Saved entries:
>> start

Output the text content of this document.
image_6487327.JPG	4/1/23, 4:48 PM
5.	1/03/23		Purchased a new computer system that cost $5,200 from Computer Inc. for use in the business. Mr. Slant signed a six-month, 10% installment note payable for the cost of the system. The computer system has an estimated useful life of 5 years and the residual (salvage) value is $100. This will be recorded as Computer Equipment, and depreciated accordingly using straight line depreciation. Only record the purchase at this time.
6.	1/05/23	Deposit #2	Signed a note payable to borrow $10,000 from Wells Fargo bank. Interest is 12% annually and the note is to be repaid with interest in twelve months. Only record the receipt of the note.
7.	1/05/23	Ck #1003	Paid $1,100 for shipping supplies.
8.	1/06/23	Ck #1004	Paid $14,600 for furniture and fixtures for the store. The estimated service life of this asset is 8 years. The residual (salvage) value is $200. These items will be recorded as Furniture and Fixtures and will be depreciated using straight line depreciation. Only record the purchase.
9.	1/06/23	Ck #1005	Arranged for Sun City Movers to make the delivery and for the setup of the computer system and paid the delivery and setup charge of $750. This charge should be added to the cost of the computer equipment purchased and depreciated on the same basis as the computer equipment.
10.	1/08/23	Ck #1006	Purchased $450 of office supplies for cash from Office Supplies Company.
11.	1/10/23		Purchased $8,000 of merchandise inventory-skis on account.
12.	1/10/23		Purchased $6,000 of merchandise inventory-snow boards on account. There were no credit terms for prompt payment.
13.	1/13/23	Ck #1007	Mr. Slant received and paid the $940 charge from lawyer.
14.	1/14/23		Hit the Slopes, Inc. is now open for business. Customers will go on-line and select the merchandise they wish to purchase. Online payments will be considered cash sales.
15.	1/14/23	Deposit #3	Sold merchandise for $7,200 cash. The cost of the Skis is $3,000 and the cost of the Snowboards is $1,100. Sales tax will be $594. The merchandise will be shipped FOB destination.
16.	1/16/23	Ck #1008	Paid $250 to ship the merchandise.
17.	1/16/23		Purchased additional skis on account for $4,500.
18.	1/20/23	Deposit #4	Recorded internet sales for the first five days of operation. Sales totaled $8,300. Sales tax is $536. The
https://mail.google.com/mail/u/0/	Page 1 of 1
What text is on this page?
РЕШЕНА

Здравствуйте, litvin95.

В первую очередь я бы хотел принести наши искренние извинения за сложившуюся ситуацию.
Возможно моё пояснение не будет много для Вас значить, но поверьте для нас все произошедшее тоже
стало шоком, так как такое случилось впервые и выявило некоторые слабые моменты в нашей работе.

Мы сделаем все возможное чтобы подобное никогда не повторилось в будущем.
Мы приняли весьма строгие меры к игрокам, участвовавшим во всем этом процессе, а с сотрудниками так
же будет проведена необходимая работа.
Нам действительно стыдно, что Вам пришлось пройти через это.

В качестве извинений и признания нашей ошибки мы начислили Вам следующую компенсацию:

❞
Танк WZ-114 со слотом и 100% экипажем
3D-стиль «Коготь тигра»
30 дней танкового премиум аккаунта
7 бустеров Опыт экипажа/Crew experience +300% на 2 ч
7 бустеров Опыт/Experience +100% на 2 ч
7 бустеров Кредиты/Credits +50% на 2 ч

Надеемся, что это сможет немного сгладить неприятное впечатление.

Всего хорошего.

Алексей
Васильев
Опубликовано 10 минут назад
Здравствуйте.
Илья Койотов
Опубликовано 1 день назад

>> end

Reproduce the complete set of lines precisely as supplied.

Result below:
Output the text content of this document.
image_6487327.JPG	4/1/23, 4:48 PM
5.	1/03/23		Purchased a new computer system that cost $5,200 from Computer Inc. for use in the business. Mr. Slant signed a six-month, 10% installment note payable for the cost of the system. The computer system has an estimated useful life of 5 years and the residual (salvage) value is $100. This will be recorded as Computer Equipment, and depreciated accordingly using straight line depreciation. Only record the purchase at this time.
6.	1/05/23	Deposit #2	Signed a note payable to borrow $10,000 from Wells Fargo bank. Interest is 12% annually and the note is to be repaid with interest in twelve months. Only record the receipt of the note.
7.	1/05/23	Ck #1003	Paid $1,100 for shipping supplies.
8.	1/06/23	Ck #1004	Paid $14,600 for furniture and fixtures for the store. The estimated service life of this asset is 8 years. The residual (salvage) value is $200. These items will be recorded as Furniture and Fixtures and will be depreciated using straight line depreciation. Only record the purchase.
9.	1/06/23	Ck #1005	Arranged for Sun City Movers to make the delivery and for the setup of the computer system and paid the delivery and setup charge of $750. This charge should be added to the cost of the computer equipment purchased and depreciated on the same basis as the computer equipment.
10.	1/08/23	Ck #1006	Purchased $450 of office supplies for cash from Office Supplies Company.
11.	1/10/23		Purchased $8,000 of merchandise inventory-skis on account.
12.	1/10/23		Purchased $6,000 of merchandise inventory-snow boards on account. There were no credit terms for prompt payment.
13.	1/13/23	Ck #1007	Mr. Slant received and paid the $940 charge from lawyer.
14.	1/14/23		Hit the Slopes, Inc. is now open for business. Customers will go on-line and select the merchandise they wish to purchase. Online payments will be considered cash sales.
15.	1/14/23	Deposit #3	Sold merchandise for $7,200 cash. The cost of the Skis is $3,000 and the cost of the Snowboards is $1,100. Sales tax will be $594. The merchandise will be shipped FOB destination.
16.	1/16/23	Ck #1008	Paid $250 to ship the merchandise.
17.	1/16/23		Purchased additional skis on account for $4,500.
18.	1/20/23	Deposit #4	Recorded internet sales for the first five days of operation. Sales totaled $8,300. Sales tax is $536. The
https://mail.google.com/mail/u/0/	Page 1 of 1
What text is on this page?
РЕШЕНА

Здравствуйте, litvin95.

В первую очередь я бы хотел принести наши искренние извинения за сложившуюся ситуацию.
Возможно моё пояснение не будет много для Вас значить, но поверьте для нас все произошедшее тоже
стало шоком, так как такое случилось впервые и выявило некоторые слабые моменты в нашей работе.

Мы сделаем все возможное чтобы подобное никогда не повторилось в будущем.
Мы приняли весьма строгие меры к игрокам, участвовавшим во всем этом процессе, а с сотрудниками так
же будет проведена необходимая работа.
Нам действительно стыдно, что Вам пришлось пройти через это.

В качестве извинений и признания нашей ошибки мы начислили Вам следующую компенсацию:

❞
Танк WZ-114 со слотом и 100% экипажем
3D-стиль «Коготь тигра»
30 дней танкового премиум аккаунта
7 бустеров Опыт экипажа/Crew experience +300% на 2 ч
7 бустеров Опыт/Experience +100% на 2 ч
7 бустеров Кредиты/Credits +50% на 2 ч

Надеемся, что это сможет немного сгладить неприятное впечатление.

Всего хорошего.

Алексей
Васильев
Опубликовано 10 минут назад
Здравствуйте.
Илья Койотов
Опубликовано 1 день назад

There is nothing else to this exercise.